Work to do:
Check every line of the entries that follow, and copy the ones containing "this".

Dataset:
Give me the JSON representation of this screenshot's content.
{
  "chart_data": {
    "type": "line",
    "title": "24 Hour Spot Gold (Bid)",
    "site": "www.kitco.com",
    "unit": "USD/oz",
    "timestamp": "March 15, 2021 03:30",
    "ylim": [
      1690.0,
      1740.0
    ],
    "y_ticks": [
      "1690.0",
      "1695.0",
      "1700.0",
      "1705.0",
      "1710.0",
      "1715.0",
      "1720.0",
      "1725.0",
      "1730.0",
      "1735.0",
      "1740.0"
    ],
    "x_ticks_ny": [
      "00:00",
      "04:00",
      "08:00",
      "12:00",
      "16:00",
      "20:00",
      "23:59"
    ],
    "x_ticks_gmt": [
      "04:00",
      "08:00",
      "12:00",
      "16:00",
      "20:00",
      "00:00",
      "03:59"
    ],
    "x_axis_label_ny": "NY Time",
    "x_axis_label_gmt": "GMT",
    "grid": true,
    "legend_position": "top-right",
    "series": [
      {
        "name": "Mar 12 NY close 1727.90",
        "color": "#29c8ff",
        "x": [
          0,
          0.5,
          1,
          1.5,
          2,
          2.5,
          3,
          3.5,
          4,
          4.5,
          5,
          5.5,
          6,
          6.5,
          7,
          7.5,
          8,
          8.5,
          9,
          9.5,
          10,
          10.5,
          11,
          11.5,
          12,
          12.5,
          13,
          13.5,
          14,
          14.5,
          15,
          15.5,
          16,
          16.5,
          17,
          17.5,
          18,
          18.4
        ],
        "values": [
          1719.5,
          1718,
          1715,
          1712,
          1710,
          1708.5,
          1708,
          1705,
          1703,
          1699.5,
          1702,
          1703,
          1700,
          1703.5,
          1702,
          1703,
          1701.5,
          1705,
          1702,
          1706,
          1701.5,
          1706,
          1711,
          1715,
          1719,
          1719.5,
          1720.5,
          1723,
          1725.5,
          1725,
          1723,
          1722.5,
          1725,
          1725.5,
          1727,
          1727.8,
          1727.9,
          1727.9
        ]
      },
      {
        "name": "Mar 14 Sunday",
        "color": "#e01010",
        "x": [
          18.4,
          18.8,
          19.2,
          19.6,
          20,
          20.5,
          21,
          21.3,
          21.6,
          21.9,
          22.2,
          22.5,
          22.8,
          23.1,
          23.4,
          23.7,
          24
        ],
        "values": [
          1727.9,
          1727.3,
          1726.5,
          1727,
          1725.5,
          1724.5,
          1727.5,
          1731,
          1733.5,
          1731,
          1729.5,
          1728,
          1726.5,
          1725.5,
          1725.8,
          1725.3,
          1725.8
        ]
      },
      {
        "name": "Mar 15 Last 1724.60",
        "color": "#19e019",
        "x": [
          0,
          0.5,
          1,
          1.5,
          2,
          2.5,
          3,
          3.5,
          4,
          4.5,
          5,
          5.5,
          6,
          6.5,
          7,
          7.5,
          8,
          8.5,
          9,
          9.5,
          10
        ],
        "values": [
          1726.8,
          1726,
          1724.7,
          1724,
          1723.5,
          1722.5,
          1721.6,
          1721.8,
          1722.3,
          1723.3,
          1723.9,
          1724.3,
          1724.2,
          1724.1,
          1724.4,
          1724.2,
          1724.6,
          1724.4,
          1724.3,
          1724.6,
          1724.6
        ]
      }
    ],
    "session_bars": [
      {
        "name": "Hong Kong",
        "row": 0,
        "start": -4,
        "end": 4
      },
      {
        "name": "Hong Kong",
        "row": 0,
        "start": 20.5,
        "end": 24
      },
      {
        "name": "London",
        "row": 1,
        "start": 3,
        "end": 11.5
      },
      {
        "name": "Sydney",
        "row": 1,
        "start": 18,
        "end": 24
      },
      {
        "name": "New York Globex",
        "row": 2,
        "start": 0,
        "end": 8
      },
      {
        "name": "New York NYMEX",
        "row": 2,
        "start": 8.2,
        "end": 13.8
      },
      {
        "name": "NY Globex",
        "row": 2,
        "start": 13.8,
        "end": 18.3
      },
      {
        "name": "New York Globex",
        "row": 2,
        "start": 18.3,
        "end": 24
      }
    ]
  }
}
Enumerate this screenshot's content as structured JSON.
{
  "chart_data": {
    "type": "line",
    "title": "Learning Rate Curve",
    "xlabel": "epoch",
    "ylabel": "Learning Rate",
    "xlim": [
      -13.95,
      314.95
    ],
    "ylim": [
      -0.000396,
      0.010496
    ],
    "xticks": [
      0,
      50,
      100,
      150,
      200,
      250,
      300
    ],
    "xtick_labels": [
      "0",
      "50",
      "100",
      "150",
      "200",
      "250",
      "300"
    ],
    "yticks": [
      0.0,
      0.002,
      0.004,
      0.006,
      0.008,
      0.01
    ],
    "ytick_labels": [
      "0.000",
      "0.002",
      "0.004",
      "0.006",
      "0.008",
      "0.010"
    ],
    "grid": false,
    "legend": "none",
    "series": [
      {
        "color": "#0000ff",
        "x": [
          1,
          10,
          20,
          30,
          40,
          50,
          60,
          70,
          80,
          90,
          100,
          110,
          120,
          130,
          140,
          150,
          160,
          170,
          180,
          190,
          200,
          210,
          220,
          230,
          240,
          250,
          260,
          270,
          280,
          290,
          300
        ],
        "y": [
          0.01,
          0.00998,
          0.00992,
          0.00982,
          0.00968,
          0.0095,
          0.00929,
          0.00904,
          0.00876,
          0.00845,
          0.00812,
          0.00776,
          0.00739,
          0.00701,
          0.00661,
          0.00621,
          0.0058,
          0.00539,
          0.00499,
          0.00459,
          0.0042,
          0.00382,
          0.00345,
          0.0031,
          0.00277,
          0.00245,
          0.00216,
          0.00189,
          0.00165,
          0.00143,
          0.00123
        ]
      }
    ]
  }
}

Final answer:
Give me the JSON representation of this screenshot's content.
Enumerate this screenshot's content as structured JSON.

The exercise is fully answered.